• [TASK] Work through the following lines and count those that hold the word "Standard". Reply with that number only.

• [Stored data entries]
******

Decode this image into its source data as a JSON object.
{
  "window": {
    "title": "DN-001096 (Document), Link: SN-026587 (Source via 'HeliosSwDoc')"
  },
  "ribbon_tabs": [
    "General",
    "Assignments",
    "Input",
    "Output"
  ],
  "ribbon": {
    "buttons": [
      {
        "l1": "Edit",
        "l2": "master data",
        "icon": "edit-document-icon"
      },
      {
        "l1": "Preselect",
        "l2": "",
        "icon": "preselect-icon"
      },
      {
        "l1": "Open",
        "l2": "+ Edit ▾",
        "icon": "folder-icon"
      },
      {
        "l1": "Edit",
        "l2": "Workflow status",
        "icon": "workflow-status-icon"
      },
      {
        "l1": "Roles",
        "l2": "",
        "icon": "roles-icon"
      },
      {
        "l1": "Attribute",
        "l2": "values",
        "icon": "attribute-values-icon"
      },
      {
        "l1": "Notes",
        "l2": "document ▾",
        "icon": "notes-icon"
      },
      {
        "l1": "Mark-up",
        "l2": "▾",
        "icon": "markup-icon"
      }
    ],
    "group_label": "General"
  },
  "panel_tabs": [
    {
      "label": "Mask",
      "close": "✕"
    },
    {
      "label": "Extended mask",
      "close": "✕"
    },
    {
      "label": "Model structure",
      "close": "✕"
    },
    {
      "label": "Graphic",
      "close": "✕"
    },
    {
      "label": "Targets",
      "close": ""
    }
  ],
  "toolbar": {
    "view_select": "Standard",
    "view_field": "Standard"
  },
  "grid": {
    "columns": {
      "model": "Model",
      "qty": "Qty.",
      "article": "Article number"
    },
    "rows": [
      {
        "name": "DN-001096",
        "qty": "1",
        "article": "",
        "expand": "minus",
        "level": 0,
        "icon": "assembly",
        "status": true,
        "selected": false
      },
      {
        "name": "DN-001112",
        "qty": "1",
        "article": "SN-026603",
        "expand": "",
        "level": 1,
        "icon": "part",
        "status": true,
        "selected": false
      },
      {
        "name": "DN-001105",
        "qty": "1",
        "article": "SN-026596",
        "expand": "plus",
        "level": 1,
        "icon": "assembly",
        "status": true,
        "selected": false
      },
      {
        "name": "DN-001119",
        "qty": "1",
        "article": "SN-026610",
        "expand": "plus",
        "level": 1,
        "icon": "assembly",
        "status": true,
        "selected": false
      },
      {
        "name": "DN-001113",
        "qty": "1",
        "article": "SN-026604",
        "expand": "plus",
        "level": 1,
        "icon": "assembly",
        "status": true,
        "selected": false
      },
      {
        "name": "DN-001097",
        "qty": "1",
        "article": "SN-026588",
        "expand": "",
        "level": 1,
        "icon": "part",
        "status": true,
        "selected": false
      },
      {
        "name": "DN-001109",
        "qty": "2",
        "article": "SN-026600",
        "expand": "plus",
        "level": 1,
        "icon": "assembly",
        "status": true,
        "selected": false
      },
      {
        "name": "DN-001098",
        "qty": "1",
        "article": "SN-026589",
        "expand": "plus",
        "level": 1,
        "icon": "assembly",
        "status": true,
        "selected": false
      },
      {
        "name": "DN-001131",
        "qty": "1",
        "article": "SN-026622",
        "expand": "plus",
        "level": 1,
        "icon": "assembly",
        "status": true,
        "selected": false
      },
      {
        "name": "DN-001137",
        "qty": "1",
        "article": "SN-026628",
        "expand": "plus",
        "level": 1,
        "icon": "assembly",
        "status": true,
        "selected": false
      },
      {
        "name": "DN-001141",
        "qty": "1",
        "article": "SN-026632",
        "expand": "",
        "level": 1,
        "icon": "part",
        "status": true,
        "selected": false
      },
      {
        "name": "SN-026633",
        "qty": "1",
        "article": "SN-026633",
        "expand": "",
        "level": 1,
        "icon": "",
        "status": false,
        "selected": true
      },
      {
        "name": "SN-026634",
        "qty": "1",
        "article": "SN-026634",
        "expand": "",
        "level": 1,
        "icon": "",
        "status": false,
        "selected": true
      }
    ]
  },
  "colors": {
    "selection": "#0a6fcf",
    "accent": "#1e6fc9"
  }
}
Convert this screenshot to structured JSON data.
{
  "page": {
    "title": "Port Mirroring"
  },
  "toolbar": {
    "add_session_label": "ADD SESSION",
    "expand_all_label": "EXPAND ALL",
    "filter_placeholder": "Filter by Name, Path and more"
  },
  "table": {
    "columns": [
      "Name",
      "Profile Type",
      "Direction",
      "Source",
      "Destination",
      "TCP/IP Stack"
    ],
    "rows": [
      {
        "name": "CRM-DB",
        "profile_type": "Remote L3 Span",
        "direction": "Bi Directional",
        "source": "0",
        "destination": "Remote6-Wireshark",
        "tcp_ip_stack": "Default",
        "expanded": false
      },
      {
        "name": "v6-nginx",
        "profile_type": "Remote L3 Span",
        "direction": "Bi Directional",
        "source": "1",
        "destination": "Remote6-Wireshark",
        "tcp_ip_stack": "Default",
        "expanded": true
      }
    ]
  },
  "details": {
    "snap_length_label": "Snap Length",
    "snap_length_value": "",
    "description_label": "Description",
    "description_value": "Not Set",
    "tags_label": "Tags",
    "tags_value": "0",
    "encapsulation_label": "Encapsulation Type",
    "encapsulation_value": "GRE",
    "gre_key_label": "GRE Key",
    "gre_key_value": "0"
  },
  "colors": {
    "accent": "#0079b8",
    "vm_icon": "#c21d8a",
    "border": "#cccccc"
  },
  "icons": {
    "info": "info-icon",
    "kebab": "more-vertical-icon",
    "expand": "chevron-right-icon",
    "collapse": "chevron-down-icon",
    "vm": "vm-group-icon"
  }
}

******

• [RIGHT ANSWER] 2